Problem statement:
Can you repeat the listing below with every "logo-letter" switched to "brand-letter", leaving all else unchanged and omitting the pictures?

Dataset extract:
--------------------
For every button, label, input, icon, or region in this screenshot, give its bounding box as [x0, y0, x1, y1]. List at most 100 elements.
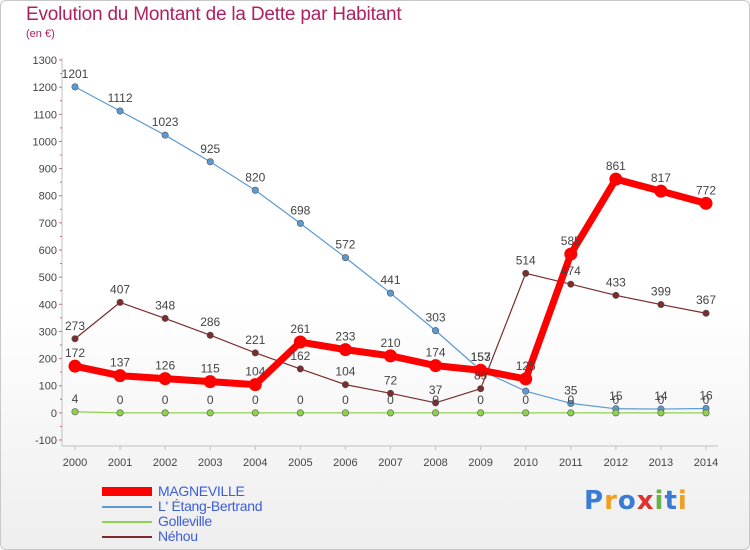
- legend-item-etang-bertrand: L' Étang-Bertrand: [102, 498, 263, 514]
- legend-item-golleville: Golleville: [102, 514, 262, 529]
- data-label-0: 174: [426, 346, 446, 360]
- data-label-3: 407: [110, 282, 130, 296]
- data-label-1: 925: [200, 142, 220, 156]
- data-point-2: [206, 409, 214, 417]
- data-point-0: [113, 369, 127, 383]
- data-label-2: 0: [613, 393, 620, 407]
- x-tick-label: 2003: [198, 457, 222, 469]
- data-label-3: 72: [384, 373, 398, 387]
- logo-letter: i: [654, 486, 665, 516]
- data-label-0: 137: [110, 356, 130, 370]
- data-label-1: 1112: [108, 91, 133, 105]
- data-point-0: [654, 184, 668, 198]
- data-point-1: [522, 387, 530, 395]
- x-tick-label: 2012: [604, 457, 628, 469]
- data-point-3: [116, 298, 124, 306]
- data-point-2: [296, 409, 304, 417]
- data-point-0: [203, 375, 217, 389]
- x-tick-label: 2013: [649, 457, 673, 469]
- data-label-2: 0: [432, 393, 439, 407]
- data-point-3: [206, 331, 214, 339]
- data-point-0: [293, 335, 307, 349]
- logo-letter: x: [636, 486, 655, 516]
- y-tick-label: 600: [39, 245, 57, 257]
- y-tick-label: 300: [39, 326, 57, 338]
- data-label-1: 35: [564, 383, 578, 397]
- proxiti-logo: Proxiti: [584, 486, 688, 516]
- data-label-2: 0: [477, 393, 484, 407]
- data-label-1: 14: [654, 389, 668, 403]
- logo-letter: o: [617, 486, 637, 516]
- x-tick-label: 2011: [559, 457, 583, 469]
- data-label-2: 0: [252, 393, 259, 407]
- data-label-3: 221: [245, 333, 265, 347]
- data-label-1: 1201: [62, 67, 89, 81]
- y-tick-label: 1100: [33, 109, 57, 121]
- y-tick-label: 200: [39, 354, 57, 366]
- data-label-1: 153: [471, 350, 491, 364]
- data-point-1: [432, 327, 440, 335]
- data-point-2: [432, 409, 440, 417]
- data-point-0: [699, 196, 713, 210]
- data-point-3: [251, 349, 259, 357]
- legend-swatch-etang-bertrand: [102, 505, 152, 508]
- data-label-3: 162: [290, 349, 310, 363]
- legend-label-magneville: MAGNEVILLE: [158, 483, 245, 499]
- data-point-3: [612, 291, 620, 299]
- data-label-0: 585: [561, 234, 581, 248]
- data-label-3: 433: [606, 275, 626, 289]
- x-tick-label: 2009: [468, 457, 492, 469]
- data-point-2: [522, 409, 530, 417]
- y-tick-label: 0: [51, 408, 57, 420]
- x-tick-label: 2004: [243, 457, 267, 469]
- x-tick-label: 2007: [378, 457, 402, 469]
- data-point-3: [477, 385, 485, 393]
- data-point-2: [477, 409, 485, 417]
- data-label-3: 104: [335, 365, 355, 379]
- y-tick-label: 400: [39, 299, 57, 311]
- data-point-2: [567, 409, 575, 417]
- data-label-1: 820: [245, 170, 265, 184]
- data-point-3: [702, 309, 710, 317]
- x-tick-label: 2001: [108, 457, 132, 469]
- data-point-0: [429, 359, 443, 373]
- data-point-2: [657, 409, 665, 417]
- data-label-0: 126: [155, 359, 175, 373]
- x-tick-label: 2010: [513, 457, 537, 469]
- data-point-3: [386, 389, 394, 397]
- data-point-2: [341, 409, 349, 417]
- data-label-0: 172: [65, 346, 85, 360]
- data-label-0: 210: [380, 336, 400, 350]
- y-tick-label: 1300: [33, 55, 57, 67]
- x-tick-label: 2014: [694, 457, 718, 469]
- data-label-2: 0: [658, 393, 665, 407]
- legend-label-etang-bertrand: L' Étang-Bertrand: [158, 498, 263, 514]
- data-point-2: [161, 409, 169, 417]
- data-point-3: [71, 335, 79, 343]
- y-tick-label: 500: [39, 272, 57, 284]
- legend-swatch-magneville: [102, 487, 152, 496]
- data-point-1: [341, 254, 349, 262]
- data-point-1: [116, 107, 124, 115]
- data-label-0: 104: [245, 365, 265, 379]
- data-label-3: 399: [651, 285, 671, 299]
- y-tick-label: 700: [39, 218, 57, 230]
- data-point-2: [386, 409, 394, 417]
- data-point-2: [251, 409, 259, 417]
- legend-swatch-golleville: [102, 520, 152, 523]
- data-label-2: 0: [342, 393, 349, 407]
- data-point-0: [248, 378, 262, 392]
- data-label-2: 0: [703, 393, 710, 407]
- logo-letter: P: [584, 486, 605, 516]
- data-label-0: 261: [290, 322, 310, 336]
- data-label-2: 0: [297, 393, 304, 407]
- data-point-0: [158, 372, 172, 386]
--------------------
Expected answer:
For every button, label, input, icon, or region in this screenshot, give its bounding box as [x0, y0, x1, y1]. List at most 100 elements.
- legend-item-etang-bertrand: L' Étang-Bertrand: [102, 498, 263, 514]
- legend-item-golleville: Golleville: [102, 514, 262, 529]
- data-label-0: 174: [426, 346, 446, 360]
- data-label-3: 407: [110, 282, 130, 296]
- data-label-1: 925: [200, 142, 220, 156]
- data-point-2: [206, 409, 214, 417]
- data-point-0: [113, 369, 127, 383]
- data-label-2: 0: [613, 393, 620, 407]
- x-tick-label: 2003: [198, 457, 222, 469]
- data-label-3: 72: [384, 373, 398, 387]
- brand-letter: i: [654, 486, 665, 516]
- data-label-0: 137: [110, 356, 130, 370]
- data-label-1: 1112: [108, 91, 133, 105]
- data-point-0: [654, 184, 668, 198]
- data-point-1: [522, 387, 530, 395]
- x-tick-label: 2012: [604, 457, 628, 469]
- data-point-3: [116, 298, 124, 306]
- data-point-2: [296, 409, 304, 417]
- data-point-0: [203, 375, 217, 389]
- x-tick-label: 2013: [649, 457, 673, 469]
- data-label-2: 0: [432, 393, 439, 407]
- data-point-3: [206, 331, 214, 339]
- data-point-0: [293, 335, 307, 349]
- brand-letter: x: [636, 486, 655, 516]
- y-tick-label: 600: [39, 245, 57, 257]
- y-tick-label: 300: [39, 326, 57, 338]
- data-label-1: 35: [564, 383, 578, 397]
- proxiti-logo: Proxiti: [584, 486, 688, 516]
- data-label-2: 0: [477, 393, 484, 407]
- data-label-1: 14: [654, 389, 668, 403]
- brand-letter: o: [617, 486, 637, 516]
- x-tick-label: 2011: [559, 457, 583, 469]
- data-label-2: 0: [252, 393, 259, 407]
- data-label-3: 221: [245, 333, 265, 347]
- data-label-1: 1201: [62, 67, 89, 81]
- y-tick-label: 1100: [33, 109, 57, 121]
- y-tick-label: 200: [39, 354, 57, 366]
- data-label-1: 153: [471, 350, 491, 364]
- data-point-1: [432, 327, 440, 335]
- data-point-2: [432, 409, 440, 417]
- data-point-0: [699, 196, 713, 210]
- data-point-3: [251, 349, 259, 357]
- legend-swatch-etang-bertrand: [102, 505, 152, 508]
- data-label-3: 162: [290, 349, 310, 363]
- legend-label-magneville: MAGNEVILLE: [158, 483, 245, 499]
- data-point-3: [612, 291, 620, 299]
- data-label-0: 585: [561, 234, 581, 248]
- data-label-3: 433: [606, 275, 626, 289]
- x-tick-label: 2009: [468, 457, 492, 469]
- data-point-2: [522, 409, 530, 417]
- y-tick-label: 0: [51, 408, 57, 420]
- x-tick-label: 2004: [243, 457, 267, 469]
- x-tick-label: 2007: [378, 457, 402, 469]
- data-point-3: [477, 385, 485, 393]
- data-point-2: [477, 409, 485, 417]
- data-label-3: 104: [335, 365, 355, 379]
- y-tick-label: 400: [39, 299, 57, 311]
- data-point-2: [567, 409, 575, 417]
- data-label-1: 820: [245, 170, 265, 184]
- data-point-3: [702, 309, 710, 317]
- x-tick-label: 2001: [108, 457, 132, 469]
- data-point-0: [429, 359, 443, 373]
- data-point-2: [657, 409, 665, 417]
- data-label-0: 126: [155, 359, 175, 373]
- x-tick-label: 2010: [513, 457, 537, 469]
- data-point-3: [386, 389, 394, 397]
- data-point-2: [341, 409, 349, 417]
- data-label-0: 172: [65, 346, 85, 360]
- data-label-0: 210: [380, 336, 400, 350]
- y-tick-label: 1300: [33, 55, 57, 67]
- x-tick-label: 2014: [694, 457, 718, 469]
- data-label-2: 0: [658, 393, 665, 407]
- legend-label-etang-bertrand: L' Étang-Bertrand: [158, 498, 263, 514]
- data-point-2: [161, 409, 169, 417]
- data-point-3: [71, 335, 79, 343]
- y-tick-label: 500: [39, 272, 57, 284]
- legend-swatch-magneville: [102, 487, 152, 496]
- data-point-1: [341, 254, 349, 262]
- data-point-1: [116, 107, 124, 115]
- data-label-0: 104: [245, 365, 265, 379]
- data-label-3: 399: [651, 285, 671, 299]
- y-tick-label: 700: [39, 218, 57, 230]
- data-point-2: [386, 409, 394, 417]
- data-point-2: [251, 409, 259, 417]
- legend-swatch-golleville: [102, 520, 152, 523]
- data-label-2: 0: [342, 393, 349, 407]
- data-point-0: [248, 378, 262, 392]
- data-label-2: 0: [703, 393, 710, 407]
- brand-letter: P: [584, 486, 605, 516]
- data-label-0: 261: [290, 322, 310, 336]
- data-label-2: 0: [297, 393, 304, 407]
- data-point-0: [158, 372, 172, 386]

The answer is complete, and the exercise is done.